Stored data
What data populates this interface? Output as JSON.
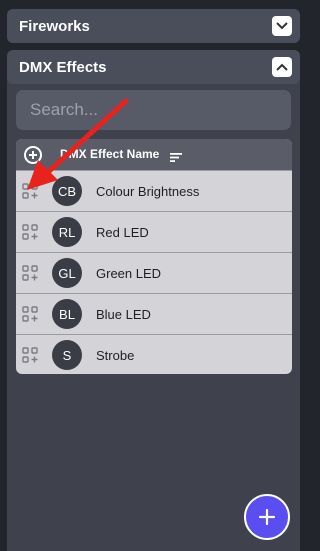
{
  "fireworks": {
    "title": "Fireworks",
    "expanded": false
  },
  "dmx": {
    "title": "DMX Effects",
    "expanded": true,
    "search": {
      "placeholder": "Search...",
      "value": ""
    },
    "table": {
      "column": "DMX Effect Name",
      "rows": [
        {
          "initials": "CB",
          "name": "Colour Brightness"
        },
        {
          "initials": "RL",
          "name": "Red LED"
        },
        {
          "initials": "GL",
          "name": "Green LED"
        },
        {
          "initials": "BL",
          "name": "Blue LED"
        },
        {
          "initials": "S",
          "name": "Strobe"
        }
      ]
    }
  },
  "colors": {
    "accent": "#5b4ef0",
    "annotation": "#e8231d",
    "panel": "#3f424c"
  }
}
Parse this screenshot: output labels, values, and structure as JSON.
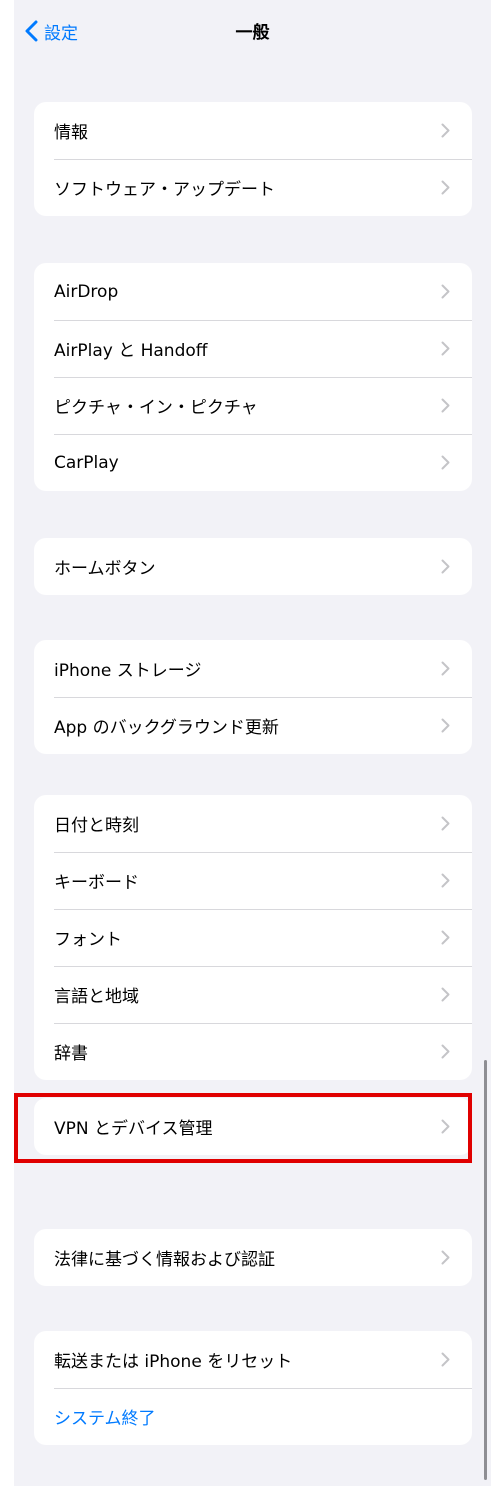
{
  "nav": {
    "back_label": "設定",
    "title": "一般"
  },
  "groups": [
    {
      "items": [
        "情報",
        "ソフトウェア・アップデート"
      ]
    },
    {
      "items": [
        "AirDrop",
        "AirPlay と Handoff",
        "ピクチャ・イン・ピクチャ",
        "CarPlay"
      ]
    },
    {
      "items": [
        "ホームボタン"
      ]
    },
    {
      "items": [
        "iPhone ストレージ",
        "App のバックグラウンド更新"
      ]
    },
    {
      "items": [
        "日付と時刻",
        "キーボード",
        "フォント",
        "言語と地域",
        "辞書"
      ]
    },
    {
      "items": [
        "VPN とデバイス管理"
      ]
    },
    {
      "items": [
        "法律に基づく情報および認証"
      ]
    },
    {
      "items": [
        "転送または iPhone をリセット",
        "システム終了"
      ]
    }
  ],
  "colors": {
    "accent": "#007aff",
    "background": "#f2f2f7",
    "highlight_box": "#e00000"
  },
  "icons": {
    "back": "chevron-left-icon",
    "row_disclosure": "chevron-right-icon"
  }
}
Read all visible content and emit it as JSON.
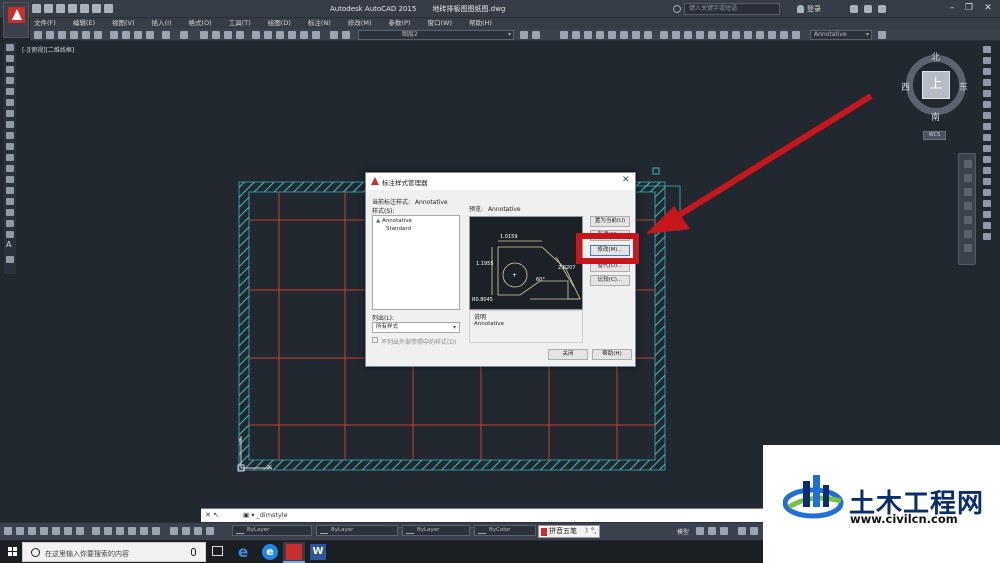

**Task directions**
Where a line above holds the string "title", show that line.

**Reply**
    "title": "Fireworks",
    "title": "DMX Effects",
    "title": "一般"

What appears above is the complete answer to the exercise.